■ WRITTEN TASK
From the listing below, pull out every line where the string "title" appears.

(Figure contents as structured data)
══════
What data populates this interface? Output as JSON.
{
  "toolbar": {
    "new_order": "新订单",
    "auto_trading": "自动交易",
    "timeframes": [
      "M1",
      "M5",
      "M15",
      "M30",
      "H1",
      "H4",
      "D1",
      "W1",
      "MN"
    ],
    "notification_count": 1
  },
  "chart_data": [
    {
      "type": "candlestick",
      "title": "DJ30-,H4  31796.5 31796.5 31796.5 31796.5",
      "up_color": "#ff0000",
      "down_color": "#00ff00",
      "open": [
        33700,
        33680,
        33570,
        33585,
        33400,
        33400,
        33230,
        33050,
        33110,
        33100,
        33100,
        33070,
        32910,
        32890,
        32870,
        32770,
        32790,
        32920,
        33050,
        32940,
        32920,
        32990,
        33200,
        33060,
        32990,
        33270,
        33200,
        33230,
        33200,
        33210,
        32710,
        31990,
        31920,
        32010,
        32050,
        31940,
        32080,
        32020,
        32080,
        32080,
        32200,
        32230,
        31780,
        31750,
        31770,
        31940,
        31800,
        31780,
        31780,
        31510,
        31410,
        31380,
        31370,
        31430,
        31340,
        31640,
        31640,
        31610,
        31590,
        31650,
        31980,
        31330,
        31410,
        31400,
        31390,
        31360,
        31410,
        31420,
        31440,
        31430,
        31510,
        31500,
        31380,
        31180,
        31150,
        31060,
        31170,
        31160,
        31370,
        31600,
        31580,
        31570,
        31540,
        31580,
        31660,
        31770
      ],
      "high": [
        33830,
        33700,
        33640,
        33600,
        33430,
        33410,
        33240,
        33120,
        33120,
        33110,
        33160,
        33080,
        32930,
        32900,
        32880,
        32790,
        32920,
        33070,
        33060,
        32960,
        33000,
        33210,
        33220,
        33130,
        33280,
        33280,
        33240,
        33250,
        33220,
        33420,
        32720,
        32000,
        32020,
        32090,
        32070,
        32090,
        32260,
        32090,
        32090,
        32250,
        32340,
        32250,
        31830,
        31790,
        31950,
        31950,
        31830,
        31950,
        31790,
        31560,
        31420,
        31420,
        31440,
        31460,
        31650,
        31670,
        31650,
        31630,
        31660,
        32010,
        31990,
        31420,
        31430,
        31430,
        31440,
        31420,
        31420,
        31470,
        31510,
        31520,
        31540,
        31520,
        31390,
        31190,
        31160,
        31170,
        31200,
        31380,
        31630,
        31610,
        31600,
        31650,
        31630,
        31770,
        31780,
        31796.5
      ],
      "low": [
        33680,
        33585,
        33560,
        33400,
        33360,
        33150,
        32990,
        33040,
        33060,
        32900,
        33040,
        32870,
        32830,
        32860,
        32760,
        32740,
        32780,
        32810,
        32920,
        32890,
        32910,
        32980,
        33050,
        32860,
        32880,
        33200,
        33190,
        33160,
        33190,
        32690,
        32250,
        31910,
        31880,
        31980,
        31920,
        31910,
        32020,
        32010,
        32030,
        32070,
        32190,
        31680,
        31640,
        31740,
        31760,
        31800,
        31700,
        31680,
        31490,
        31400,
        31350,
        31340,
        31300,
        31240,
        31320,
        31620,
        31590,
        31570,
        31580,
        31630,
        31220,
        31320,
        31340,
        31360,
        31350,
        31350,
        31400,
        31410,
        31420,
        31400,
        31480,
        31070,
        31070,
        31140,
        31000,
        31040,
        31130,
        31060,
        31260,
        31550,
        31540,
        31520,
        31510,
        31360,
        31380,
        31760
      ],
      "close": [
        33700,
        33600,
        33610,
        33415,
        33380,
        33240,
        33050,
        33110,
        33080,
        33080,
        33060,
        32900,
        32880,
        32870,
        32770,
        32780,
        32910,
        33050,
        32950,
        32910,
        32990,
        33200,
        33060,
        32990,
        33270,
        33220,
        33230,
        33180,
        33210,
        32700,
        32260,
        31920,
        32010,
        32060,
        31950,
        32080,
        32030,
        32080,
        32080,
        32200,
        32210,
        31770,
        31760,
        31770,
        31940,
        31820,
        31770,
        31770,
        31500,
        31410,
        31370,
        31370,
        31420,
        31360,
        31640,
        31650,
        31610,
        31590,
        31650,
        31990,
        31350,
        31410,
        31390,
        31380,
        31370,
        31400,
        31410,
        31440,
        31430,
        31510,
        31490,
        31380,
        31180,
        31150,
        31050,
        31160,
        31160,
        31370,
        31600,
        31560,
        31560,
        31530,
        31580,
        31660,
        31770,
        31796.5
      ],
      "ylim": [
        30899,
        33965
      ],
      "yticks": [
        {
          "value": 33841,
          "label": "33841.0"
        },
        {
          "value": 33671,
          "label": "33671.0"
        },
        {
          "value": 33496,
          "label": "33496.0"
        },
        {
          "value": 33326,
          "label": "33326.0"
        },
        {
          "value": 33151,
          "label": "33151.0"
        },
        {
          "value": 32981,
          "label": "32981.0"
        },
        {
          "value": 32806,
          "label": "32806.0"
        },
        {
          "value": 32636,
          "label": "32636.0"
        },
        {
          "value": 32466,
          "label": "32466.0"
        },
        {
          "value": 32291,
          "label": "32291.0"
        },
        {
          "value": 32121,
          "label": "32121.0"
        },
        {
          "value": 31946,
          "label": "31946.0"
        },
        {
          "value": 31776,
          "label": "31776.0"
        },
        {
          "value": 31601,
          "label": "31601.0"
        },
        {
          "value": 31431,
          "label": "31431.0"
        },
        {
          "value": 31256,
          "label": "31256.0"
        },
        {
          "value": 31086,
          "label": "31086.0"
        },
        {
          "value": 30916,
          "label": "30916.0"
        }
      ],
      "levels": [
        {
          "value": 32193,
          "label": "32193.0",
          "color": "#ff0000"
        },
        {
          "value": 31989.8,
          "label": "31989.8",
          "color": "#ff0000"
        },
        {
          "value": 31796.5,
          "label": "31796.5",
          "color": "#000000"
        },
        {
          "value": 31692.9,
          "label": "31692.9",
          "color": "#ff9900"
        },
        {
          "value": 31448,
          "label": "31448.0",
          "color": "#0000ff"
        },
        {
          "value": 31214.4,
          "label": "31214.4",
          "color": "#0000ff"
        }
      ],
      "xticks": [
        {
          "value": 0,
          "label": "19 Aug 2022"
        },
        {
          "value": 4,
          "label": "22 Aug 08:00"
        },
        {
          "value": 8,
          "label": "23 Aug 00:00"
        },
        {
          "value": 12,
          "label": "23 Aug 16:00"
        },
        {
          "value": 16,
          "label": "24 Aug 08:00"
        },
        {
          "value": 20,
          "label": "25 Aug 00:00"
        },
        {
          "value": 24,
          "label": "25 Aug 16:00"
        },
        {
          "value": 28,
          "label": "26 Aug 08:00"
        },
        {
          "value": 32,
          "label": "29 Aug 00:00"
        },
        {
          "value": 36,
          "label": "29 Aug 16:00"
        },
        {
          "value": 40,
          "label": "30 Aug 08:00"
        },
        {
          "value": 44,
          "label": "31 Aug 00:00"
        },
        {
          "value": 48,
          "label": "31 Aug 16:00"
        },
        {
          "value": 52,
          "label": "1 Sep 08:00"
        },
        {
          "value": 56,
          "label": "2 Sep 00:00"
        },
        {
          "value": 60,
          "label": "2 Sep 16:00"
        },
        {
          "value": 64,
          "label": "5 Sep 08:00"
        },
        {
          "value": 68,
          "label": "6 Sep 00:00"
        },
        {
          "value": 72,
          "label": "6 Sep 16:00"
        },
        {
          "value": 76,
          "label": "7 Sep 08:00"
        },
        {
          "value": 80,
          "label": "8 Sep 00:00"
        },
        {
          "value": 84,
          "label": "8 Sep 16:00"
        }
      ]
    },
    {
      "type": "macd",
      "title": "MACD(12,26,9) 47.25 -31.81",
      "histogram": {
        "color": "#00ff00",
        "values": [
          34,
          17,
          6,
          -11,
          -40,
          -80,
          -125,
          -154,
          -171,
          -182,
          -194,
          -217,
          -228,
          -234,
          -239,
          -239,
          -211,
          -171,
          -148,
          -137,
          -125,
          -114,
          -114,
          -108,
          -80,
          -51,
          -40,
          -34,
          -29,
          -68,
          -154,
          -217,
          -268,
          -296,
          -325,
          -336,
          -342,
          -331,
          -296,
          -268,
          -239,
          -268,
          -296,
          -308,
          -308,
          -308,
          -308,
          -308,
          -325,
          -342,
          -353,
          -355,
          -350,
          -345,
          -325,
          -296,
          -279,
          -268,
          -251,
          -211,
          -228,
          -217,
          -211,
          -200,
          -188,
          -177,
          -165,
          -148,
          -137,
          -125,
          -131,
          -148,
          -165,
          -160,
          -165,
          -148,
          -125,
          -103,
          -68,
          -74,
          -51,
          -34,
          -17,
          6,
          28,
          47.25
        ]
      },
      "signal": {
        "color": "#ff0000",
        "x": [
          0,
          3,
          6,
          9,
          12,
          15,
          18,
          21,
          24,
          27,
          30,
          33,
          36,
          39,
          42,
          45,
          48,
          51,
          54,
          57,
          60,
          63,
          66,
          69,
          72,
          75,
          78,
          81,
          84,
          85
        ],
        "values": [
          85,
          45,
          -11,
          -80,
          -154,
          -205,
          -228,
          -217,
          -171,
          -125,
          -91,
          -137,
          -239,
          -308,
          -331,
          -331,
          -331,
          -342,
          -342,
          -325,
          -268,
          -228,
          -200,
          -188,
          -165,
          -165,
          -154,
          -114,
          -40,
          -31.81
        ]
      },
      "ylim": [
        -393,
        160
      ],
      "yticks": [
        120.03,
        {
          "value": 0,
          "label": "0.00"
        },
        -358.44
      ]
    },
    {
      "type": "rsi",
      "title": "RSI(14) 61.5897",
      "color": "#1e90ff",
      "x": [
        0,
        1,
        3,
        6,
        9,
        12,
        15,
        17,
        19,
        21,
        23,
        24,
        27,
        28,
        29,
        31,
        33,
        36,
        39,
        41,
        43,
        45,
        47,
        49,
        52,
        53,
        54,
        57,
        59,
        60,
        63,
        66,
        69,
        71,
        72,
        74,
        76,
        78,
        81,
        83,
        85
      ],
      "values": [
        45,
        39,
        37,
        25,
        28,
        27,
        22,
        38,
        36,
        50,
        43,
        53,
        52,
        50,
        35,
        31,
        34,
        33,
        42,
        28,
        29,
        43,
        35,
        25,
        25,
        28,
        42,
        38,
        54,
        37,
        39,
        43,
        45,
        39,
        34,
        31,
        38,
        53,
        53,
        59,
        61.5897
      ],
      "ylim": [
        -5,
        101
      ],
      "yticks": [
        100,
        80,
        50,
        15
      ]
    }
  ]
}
══════
■ SOLVED PROBLEM
      "title": "DJ30-,H4  31796.5 31796.5 31796.5 31796.5",
      "title": "MACD(12,26,9) 47.25 -31.81",
      "title": "RSI(14) 61.5897",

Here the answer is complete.